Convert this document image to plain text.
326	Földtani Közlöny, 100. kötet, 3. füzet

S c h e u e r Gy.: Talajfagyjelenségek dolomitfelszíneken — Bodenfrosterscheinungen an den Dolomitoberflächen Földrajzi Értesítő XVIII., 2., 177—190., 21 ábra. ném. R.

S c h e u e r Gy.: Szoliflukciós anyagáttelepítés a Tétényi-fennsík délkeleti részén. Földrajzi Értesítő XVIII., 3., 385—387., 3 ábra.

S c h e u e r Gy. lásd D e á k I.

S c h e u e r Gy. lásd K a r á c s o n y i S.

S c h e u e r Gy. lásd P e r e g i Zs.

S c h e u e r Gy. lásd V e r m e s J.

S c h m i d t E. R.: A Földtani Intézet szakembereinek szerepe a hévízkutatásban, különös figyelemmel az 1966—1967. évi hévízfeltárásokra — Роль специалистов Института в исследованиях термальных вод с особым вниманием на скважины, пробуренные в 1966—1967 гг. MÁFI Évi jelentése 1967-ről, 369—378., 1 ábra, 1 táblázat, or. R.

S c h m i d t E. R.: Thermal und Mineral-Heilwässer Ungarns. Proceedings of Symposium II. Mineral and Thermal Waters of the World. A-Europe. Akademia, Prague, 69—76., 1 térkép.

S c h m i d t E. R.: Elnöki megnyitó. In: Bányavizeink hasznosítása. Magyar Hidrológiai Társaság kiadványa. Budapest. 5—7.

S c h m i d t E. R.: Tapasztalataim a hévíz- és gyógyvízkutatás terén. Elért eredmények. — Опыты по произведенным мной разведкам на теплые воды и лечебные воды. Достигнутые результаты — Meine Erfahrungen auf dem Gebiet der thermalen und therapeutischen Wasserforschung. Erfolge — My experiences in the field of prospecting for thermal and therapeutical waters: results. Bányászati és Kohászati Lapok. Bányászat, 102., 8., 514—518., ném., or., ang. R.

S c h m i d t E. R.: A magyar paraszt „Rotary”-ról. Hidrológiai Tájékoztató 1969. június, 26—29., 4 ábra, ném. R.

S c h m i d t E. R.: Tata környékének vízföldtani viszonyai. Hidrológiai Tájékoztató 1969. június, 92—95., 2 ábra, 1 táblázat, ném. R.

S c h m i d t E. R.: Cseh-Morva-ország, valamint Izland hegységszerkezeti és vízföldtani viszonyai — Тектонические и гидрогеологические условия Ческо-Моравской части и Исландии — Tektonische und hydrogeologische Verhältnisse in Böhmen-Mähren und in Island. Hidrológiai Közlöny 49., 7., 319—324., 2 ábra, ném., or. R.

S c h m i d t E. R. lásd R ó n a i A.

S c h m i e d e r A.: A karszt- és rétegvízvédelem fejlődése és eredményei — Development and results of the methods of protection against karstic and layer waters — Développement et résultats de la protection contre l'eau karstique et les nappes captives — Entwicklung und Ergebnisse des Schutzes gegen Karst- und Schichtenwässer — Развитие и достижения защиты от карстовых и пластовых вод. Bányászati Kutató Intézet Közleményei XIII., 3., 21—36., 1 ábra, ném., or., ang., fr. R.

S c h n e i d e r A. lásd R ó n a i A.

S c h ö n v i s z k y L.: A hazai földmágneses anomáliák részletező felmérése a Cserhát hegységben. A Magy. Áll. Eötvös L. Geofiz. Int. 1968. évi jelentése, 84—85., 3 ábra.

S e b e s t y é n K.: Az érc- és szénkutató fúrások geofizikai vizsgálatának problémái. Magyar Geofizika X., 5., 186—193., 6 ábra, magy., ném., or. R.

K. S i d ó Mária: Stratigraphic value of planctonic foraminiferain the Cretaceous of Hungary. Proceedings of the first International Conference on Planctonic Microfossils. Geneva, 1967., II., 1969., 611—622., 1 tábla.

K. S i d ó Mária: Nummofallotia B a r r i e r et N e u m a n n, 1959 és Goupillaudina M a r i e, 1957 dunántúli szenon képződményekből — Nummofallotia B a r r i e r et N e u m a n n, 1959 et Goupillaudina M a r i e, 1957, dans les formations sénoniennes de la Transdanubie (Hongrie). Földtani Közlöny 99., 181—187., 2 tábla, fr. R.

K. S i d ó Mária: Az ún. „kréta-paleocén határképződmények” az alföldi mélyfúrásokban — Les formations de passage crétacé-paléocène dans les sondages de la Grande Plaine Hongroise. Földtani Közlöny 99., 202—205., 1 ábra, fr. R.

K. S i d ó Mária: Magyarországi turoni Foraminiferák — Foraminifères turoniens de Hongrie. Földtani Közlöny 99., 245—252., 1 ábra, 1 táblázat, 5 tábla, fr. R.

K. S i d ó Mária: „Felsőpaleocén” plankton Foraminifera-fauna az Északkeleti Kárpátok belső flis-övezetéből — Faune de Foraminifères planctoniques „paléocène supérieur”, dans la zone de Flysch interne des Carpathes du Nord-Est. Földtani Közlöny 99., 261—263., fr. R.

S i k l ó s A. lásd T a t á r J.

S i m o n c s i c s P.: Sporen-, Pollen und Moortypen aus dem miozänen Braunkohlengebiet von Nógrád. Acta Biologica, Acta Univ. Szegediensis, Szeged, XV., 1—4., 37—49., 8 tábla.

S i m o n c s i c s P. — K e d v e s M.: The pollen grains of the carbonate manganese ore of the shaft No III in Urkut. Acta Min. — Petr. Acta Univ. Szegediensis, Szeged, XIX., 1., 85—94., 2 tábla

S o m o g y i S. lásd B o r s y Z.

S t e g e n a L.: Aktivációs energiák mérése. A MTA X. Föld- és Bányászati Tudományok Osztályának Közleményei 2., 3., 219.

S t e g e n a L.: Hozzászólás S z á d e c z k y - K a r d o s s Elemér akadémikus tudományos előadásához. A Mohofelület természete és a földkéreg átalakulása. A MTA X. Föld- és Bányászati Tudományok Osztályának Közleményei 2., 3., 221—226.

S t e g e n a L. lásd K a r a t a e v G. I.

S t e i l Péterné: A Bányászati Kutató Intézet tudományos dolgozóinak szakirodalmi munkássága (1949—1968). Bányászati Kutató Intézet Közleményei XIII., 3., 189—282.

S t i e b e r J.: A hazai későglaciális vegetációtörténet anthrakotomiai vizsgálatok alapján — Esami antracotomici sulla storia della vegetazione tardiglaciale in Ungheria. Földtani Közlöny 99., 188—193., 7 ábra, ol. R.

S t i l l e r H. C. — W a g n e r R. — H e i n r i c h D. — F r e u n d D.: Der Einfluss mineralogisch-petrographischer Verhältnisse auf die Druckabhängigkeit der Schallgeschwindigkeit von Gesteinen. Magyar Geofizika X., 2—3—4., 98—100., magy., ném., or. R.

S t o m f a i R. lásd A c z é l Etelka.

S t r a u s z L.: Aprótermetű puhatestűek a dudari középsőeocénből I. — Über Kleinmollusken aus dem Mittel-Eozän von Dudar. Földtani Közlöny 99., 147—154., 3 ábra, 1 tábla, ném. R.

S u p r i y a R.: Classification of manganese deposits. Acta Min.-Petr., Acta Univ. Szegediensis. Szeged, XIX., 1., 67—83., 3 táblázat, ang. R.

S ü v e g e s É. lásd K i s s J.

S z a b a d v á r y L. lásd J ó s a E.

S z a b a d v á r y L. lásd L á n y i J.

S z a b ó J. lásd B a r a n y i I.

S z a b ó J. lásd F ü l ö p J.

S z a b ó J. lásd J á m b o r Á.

********

WRITTEN INSTRUCTION: Reproduce the listing in full. Keep it exactly as written.

WRITTEN ANSWER:
Convert this document image to plain text.
326	Földtani Közlöny, 100. kötet, 3. füzet

S c h e u e r Gy.: Talajfagyjelenségek dolomitfelszíneken — Bodenfrosterscheinungen an den Dolomitoberflächen Földrajzi Értesítő XVIII., 2., 177—190., 21 ábra. ném. R.

S c h e u e r Gy.: Szoliflukciós anyagáttelepítés a Tétényi-fennsík délkeleti részén. Földrajzi Értesítő XVIII., 3., 385—387., 3 ábra.

S c h e u e r Gy. lásd D e á k I.

S c h e u e r Gy. lásd K a r á c s o n y i S.

S c h e u e r Gy. lásd P e r e g i Zs.

S c h e u e r Gy. lásd V e r m e s J.

S c h m i d t E. R.: A Földtani Intézet szakembereinek szerepe a hévízkutatásban, különös figyelemmel az 1966—1967. évi hévízfeltárásokra — Роль специалистов Института в исследованиях термальных вод с особым вниманием на скважины, пробуренные в 1966—1967 гг. MÁFI Évi jelentése 1967-ről, 369—378., 1 ábra, 1 táblázat, or. R.

S c h m i d t E. R.: Thermal und Mineral-Heilwässer Ungarns. Proceedings of Symposium II. Mineral and Thermal Waters of the World. A-Europe. Akademia, Prague, 69—76., 1 térkép.

S c h m i d t E. R.: Elnöki megnyitó. In: Bányavizeink hasznosítása. Magyar Hidrológiai Társaság kiadványa. Budapest. 5—7.

S c h m i d t E. R.: Tapasztalataim a hévíz- és gyógyvízkutatás terén. Elért eredmények. — Опыты по произведенным мной разведкам на теплые воды и лечебные воды. Достигнутые результаты — Meine Erfahrungen auf dem Gebiet der thermalen und therapeutischen Wasserforschung. Erfolge — My experiences in the field of prospecting for thermal and therapeutical waters: results. Bányászati és Kohászati Lapok. Bányászat, 102., 8., 514—518., ném., or., ang. R.

S c h m i d t E. R.: A magyar paraszt „Rotary”-ról. Hidrológiai Tájékoztató 1969. június, 26—29., 4 ábra, ném. R.

S c h m i d t E. R.: Tata környékének vízföldtani viszonyai. Hidrológiai Tájékoztató 1969. június, 92—95., 2 ábra, 1 táblázat, ném. R.

S c h m i d t E. R.: Cseh-Morva-ország, valamint Izland hegységszerkezeti és vízföldtani viszonyai — Тектонические и гидрогеологические условия Ческо-Моравской части и Исландии — Tektonische und hydrogeologische Verhältnisse in Böhmen-Mähren und in Island. Hidrológiai Közlöny 49., 7., 319—324., 2 ábra, ném., or. R.

S c h m i d t E. R. lásd R ó n a i A.

S c h m i e d e r A.: A karszt- és rétegvízvédelem fejlődése és eredményei — Development and results of the methods of protection against karstic and layer waters — Développement et résultats de la protection contre l'eau karstique et les nappes captives — Entwicklung und Ergebnisse des Schutzes gegen Karst- und Schichtenwässer — Развитие и достижения защиты от карстовых и пластовых вод. Bányászati Kutató Intézet Közleményei XIII., 3., 21—36., 1 ábra, ném., or., ang., fr. R.

S c h n e i d e r A. lásd R ó n a i A.

S c h ö n v i s z k y L.: A hazai földmágneses anomáliák részletező felmérése a Cserhát hegységben. A Magy. Áll. Eötvös L. Geofiz. Int. 1968. évi jelentése, 84—85., 3 ábra.

S e b e s t y é n K.: Az érc- és szénkutató fúrások geofizikai vizsgálatának problémái. Magyar Geofizika X., 5., 186—193., 6 ábra, magy., ném., or. R.

K. S i d ó Mária: Stratigraphic value of planctonic foraminiferain the Cretaceous of Hungary. Proceedings of the first International Conference on Planctonic Microfossils. Geneva, 1967., II., 1969., 611—622., 1 tábla.

K. S i d ó Mária: Nummofallotia B a r r i e r et N e u m a n n, 1959 és Goupillaudina M a r i e, 1957 dunántúli szenon képződményekből — Nummofallotia B a r r i e r et N e u m a n n, 1959 et Goupillaudina M a r i e, 1957, dans les formations sénoniennes de la Transdanubie (Hongrie). Földtani Közlöny 99., 181—187., 2 tábla, fr. R.

K. S i d ó Mária: Az ún. „kréta-paleocén határképződmények” az alföldi mélyfúrásokban — Les formations de passage crétacé-paléocène dans les sondages de la Grande Plaine Hongroise. Földtani Közlöny 99., 202—205., 1 ábra, fr. R.

K. S i d ó Mária: Magyarországi turoni Foraminiferák — Foraminifères turoniens de Hongrie. Földtani Közlöny 99., 245—252., 1 ábra, 1 táblázat, 5 tábla, fr. R.

K. S i d ó Mária: „Felsőpaleocén” plankton Foraminifera-fauna az Északkeleti Kárpátok belső flis-övezetéből — Faune de Foraminifères planctoniques „paléocène supérieur”, dans la zone de Flysch interne des Carpathes du Nord-Est. Földtani Közlöny 99., 261—263., fr. R.

S i k l ó s A. lásd T a t á r J.

S i m o n c s i c s P.: Sporen-, Pollen und Moortypen aus dem miozänen Braunkohlengebiet von Nógrád. Acta Biologica, Acta Univ. Szegediensis, Szeged, XV., 1—4., 37—49., 8 tábla.

S i m o n c s i c s P. — K e d v e s M.: The pollen grains of the carbonate manganese ore of the shaft No III in Urkut. Acta Min. — Petr. Acta Univ. Szegediensis, Szeged, XIX., 1., 85—94., 2 tábla

S o m o g y i S. lásd B o r s y Z.

S t e g e n a L.: Aktivációs energiák mérése. A MTA X. Föld- és Bányászati Tudományok Osztályának Közleményei 2., 3., 219.

S t e g e n a L.: Hozzászólás S z á d e c z k y - K a r d o s s Elemér akadémikus tudományos előadásához. A Mohofelület természete és a földkéreg átalakulása. A MTA X. Föld- és Bányászati Tudományok Osztályának Közleményei 2., 3., 221—226.

S t e g e n a L. lásd K a r a t a e v G. I.

S t e i l Péterné: A Bányászati Kutató Intézet tudományos dolgozóinak szakirodalmi munkássága (1949—1968). Bányászati Kutató Intézet Közleményei XIII., 3., 189—282.

S t i e b e r J.: A hazai későglaciális vegetációtörténet anthrakotomiai vizsgálatok alapján — Esami antracotomici sulla storia della vegetazione tardiglaciale in Ungheria. Földtani Közlöny 99., 188—193., 7 ábra, ol. R.

S t i l l e r H. C. — W a g n e r R. — H e i n r i c h D. — F r e u n d D.: Der Einfluss mineralogisch-petrographischer Verhältnisse auf die Druckabhängigkeit der Schallgeschwindigkeit von Gesteinen. Magyar Geofizika X., 2—3—4., 98—100., magy., ném., or. R.

S t o m f a i R. lásd A c z é l Etelka.

S t r a u s z L.: Aprótermetű puhatestűek a dudari középsőeocénből I. — Über Kleinmollusken aus dem Mittel-Eozän von Dudar. Földtani Közlöny 99., 147—154., 3 ábra, 1 tábla, ném. R.

S u p r i y a R.: Classification of manganese deposits. Acta Min.-Petr., Acta Univ. Szegediensis. Szeged, XIX., 1., 67—83., 3 táblázat, ang. R.

S ü v e g e s É. lásd K i s s J.

S z a b a d v á r y L. lásd J ó s a E.

S z a b a d v á r y L. lásd L á n y i J.

S z a b ó J. lásd B a r a n y i I.

S z a b ó J. lásd F ü l ö p J.

S z a b ó J. lásd J á m b o r Á.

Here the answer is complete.